__RECORDS FOR PROCESSING__:
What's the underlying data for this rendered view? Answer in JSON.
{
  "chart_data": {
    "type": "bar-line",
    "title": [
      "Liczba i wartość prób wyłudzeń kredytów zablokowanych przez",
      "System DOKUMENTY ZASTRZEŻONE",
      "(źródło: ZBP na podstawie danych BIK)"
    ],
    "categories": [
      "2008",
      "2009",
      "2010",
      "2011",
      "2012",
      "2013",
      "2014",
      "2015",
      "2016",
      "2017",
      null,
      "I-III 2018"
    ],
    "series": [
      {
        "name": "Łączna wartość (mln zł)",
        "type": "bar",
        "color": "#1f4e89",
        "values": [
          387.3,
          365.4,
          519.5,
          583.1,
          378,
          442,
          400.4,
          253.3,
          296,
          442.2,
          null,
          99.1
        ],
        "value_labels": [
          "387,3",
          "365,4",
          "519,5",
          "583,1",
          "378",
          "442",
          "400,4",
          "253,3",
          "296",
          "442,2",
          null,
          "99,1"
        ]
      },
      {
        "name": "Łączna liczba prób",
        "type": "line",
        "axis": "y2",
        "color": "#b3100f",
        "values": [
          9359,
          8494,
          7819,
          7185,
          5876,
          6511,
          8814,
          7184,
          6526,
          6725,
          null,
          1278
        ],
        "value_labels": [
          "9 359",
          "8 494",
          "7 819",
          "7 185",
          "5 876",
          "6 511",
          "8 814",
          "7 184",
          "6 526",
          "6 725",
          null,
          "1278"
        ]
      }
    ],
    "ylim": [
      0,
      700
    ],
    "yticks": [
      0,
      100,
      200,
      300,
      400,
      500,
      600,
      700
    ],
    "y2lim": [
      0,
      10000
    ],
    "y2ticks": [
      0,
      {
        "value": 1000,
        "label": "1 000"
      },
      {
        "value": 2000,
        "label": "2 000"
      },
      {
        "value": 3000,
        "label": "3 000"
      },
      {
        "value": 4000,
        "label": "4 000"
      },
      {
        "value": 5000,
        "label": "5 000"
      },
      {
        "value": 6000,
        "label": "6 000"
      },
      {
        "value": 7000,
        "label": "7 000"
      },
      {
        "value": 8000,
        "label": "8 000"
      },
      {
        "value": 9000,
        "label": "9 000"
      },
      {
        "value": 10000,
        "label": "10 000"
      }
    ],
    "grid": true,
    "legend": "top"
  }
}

__GIVEN PROBLEM__: Only the number is wanted: how many lines of these entries contain the string "wartość"?

__ANSWER FOR THE TASK__: 2